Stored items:
+++++

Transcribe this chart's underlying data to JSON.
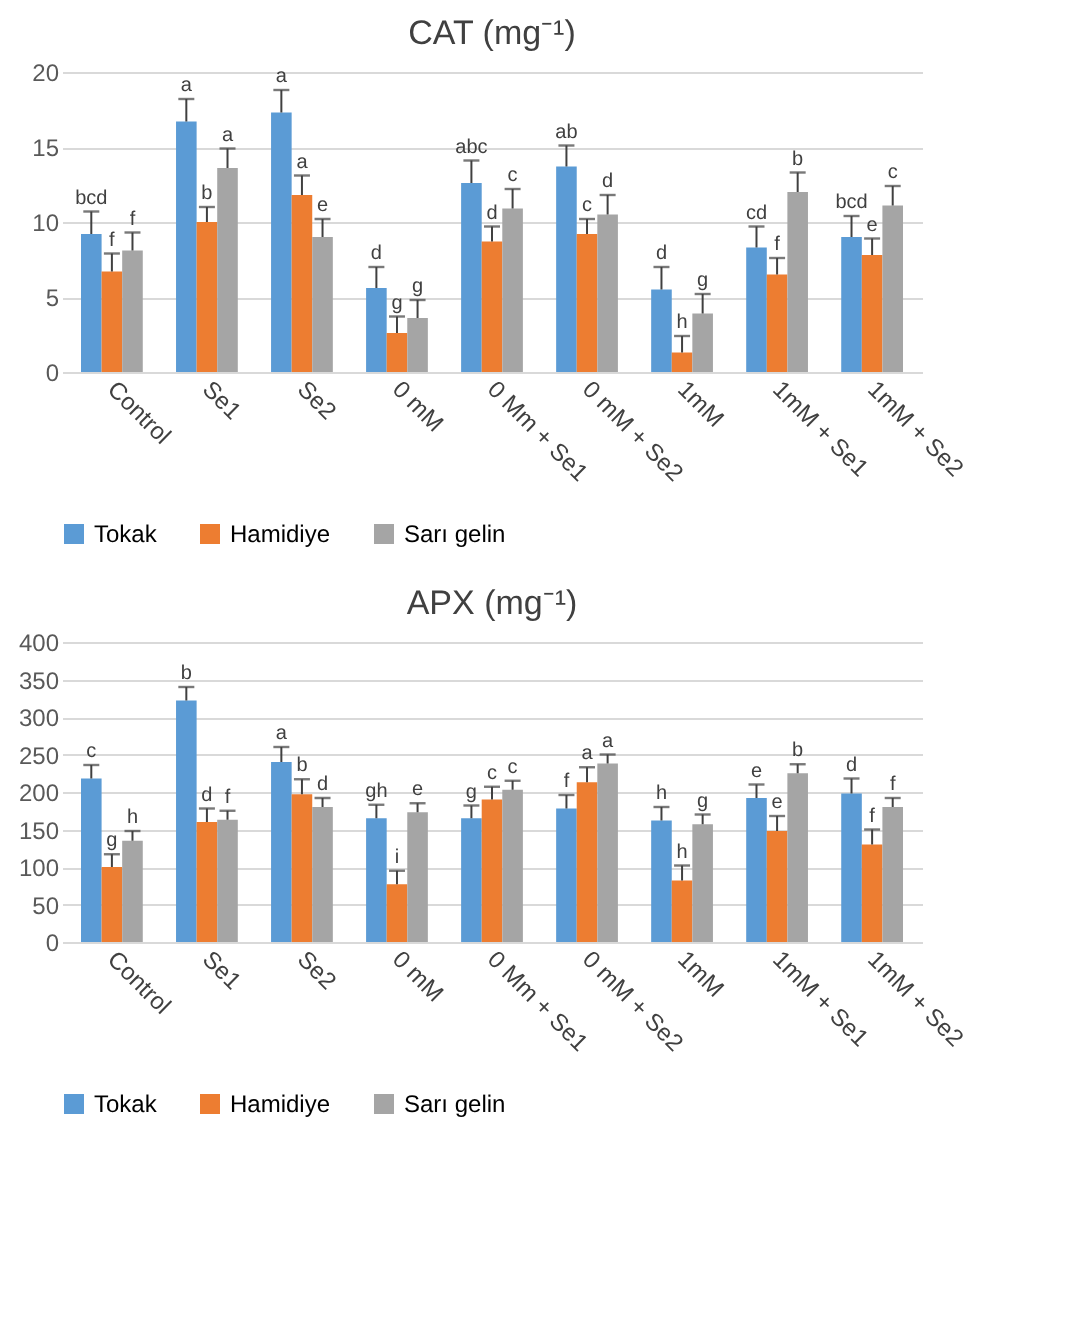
{
  "chart_data": [
    {
      "type": "bar",
      "title": "CAT (mg⁻¹)",
      "categories": [
        "Control",
        "Se1",
        "Se2",
        "0 mM",
        "0 Mm + Se1",
        "0 mM + Se2",
        "1mM",
        "1mM + Se1",
        "1mM + Se2"
      ],
      "series": [
        {
          "name": "Tokak",
          "color": "#5b9bd5",
          "values": [
            9.2,
            16.7,
            17.3,
            5.6,
            12.6,
            13.7,
            5.5,
            8.3,
            9.0
          ],
          "errors": [
            1.5,
            1.5,
            1.5,
            1.4,
            1.5,
            1.4,
            1.5,
            1.4,
            1.4
          ]
        },
        {
          "name": "Hamidiye",
          "color": "#ed7d31",
          "values": [
            6.7,
            10.0,
            11.8,
            2.6,
            8.7,
            9.2,
            1.3,
            6.5,
            7.8
          ],
          "errors": [
            1.2,
            1.0,
            1.3,
            1.1,
            1.0,
            1.0,
            1.1,
            1.1,
            1.1
          ]
        },
        {
          "name": "Sarı gelin",
          "color": "#a5a5a5",
          "values": [
            8.1,
            13.6,
            9.0,
            3.6,
            10.9,
            10.5,
            3.9,
            12.0,
            11.1
          ],
          "errors": [
            1.2,
            1.3,
            1.2,
            1.2,
            1.3,
            1.3,
            1.3,
            1.3,
            1.3
          ]
        }
      ],
      "ylim": [
        0,
        20
      ],
      "yticks": [
        0,
        5,
        10,
        15,
        20
      ],
      "grid": "y",
      "legend": "bottom",
      "annotations": [
        "bcd",
        "f",
        "f",
        "a",
        "b",
        "a",
        "a",
        "a",
        "e",
        "d",
        "g",
        "g",
        "abc",
        "d",
        "c",
        "ab",
        "c",
        "d",
        "d",
        "h",
        "g",
        "cd",
        "f",
        "b",
        "bcd",
        "e",
        "c"
      ]
    },
    {
      "type": "bar",
      "title": "APX (mg⁻¹)",
      "categories": [
        "Control",
        "Se1",
        "Se2",
        "0 mM",
        "0 Mm + Se1",
        "0 mM + Se2",
        "1mM",
        "1mM + Se1",
        "1mM + Se2"
      ],
      "series": [
        {
          "name": "Tokak",
          "color": "#5b9bd5",
          "values": [
            218,
            322,
            240,
            165,
            165,
            178,
            162,
            192,
            198
          ],
          "errors": [
            18,
            18,
            20,
            18,
            17,
            18,
            18,
            18,
            20
          ]
        },
        {
          "name": "Hamidiye",
          "color": "#ed7d31",
          "values": [
            100,
            160,
            197,
            77,
            190,
            213,
            82,
            148,
            130
          ],
          "errors": [
            17,
            18,
            20,
            18,
            17,
            20,
            20,
            20,
            20
          ]
        },
        {
          "name": "Sarı gelin",
          "color": "#a5a5a5",
          "values": [
            135,
            163,
            180,
            173,
            203,
            238,
            157,
            225,
            180
          ],
          "errors": [
            13,
            12,
            12,
            12,
            12,
            12,
            13,
            12,
            12
          ]
        }
      ],
      "ylim": [
        0,
        400
      ],
      "yticks": [
        0,
        50,
        100,
        150,
        200,
        250,
        300,
        350,
        400
      ],
      "grid": "y",
      "legend": "bottom",
      "annotations": [
        "c",
        "g",
        "h",
        "b",
        "d",
        "f",
        "a",
        "b",
        "d",
        "gh",
        "i",
        "e",
        "g",
        "c",
        "c",
        "f",
        "a",
        "a",
        "h",
        "h",
        "g",
        "e",
        "e",
        "b",
        "d",
        "f",
        "f"
      ]
    }
  ]
}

+++++

Exercise brief: Quote every line of the records above exactly; no picture is to be copied.

Full output:
Transcribe this chart's underlying data to JSON.
{
  "chart_data": [
    {
      "type": "bar",
      "title": "CAT (mg⁻¹)",
      "categories": [
        "Control",
        "Se1",
        "Se2",
        "0 mM",
        "0 Mm + Se1",
        "0 mM + Se2",
        "1mM",
        "1mM + Se1",
        "1mM + Se2"
      ],
      "series": [
        {
          "name": "Tokak",
          "color": "#5b9bd5",
          "values": [
            9.2,
            16.7,
            17.3,
            5.6,
            12.6,
            13.7,
            5.5,
            8.3,
            9.0
          ],
          "errors": [
            1.5,
            1.5,
            1.5,
            1.4,
            1.5,
            1.4,
            1.5,
            1.4,
            1.4
          ]
        },
        {
          "name": "Hamidiye",
          "color": "#ed7d31",
          "values": [
            6.7,
            10.0,
            11.8,
            2.6,
            8.7,
            9.2,
            1.3,
            6.5,
            7.8
          ],
          "errors": [
            1.2,
            1.0,
            1.3,
            1.1,
            1.0,
            1.0,
            1.1,
            1.1,
            1.1
          ]
        },
        {
          "name": "Sarı gelin",
          "color": "#a5a5a5",
          "values": [
            8.1,
            13.6,
            9.0,
            3.6,
            10.9,
            10.5,
            3.9,
            12.0,
            11.1
          ],
          "errors": [
            1.2,
            1.3,
            1.2,
            1.2,
            1.3,
            1.3,
            1.3,
            1.3,
            1.3
          ]
        }
      ],
      "ylim": [
        0,
        20
      ],
      "yticks": [
        0,
        5,
        10,
        15,
        20
      ],
      "grid": "y",
      "legend": "bottom",
      "annotations": [
        "bcd",
        "f",
        "f",
        "a",
        "b",
        "a",
        "a",
        "a",
        "e",
        "d",
        "g",
        "g",
        "abc",
        "d",
        "c",
        "ab",
        "c",
        "d",
        "d",
        "h",
        "g",
        "cd",
        "f",
        "b",
        "bcd",
        "e",
        "c"
      ]
    },
    {
      "type": "bar",
      "title": "APX (mg⁻¹)",
      "categories": [
        "Control",
        "Se1",
        "Se2",
        "0 mM",
        "0 Mm + Se1",
        "0 mM + Se2",
        "1mM",
        "1mM + Se1",
        "1mM + Se2"
      ],
      "series": [
        {
          "name": "Tokak",
          "color": "#5b9bd5",
          "values": [
            218,
            322,
            240,
            165,
            165,
            178,
            162,
            192,
            198
          ],
          "errors": [
            18,
            18,
            20,
            18,
            17,
            18,
            18,
            18,
            20
          ]
        },
        {
          "name": "Hamidiye",
          "color": "#ed7d31",
          "values": [
            100,
            160,
            197,
            77,
            190,
            213,
            82,
            148,
            130
          ],
          "errors": [
            17,
            18,
            20,
            18,
            17,
            20,
            20,
            20,
            20
          ]
        },
        {
          "name": "Sarı gelin",
          "color": "#a5a5a5",
          "values": [
            135,
            163,
            180,
            173,
            203,
            238,
            157,
            225,
            180
          ],
          "errors": [
            13,
            12,
            12,
            12,
            12,
            12,
            13,
            12,
            12
          ]
        }
      ],
      "ylim": [
        0,
        400
      ],
      "yticks": [
        0,
        50,
        100,
        150,
        200,
        250,
        300,
        350,
        400
      ],
      "grid": "y",
      "legend": "bottom",
      "annotations": [
        "c",
        "g",
        "h",
        "b",
        "d",
        "f",
        "a",
        "b",
        "d",
        "gh",
        "i",
        "e",
        "g",
        "c",
        "c",
        "f",
        "a",
        "a",
        "h",
        "h",
        "g",
        "e",
        "e",
        "b",
        "d",
        "f",
        "f"
      ]
    }
  ]
}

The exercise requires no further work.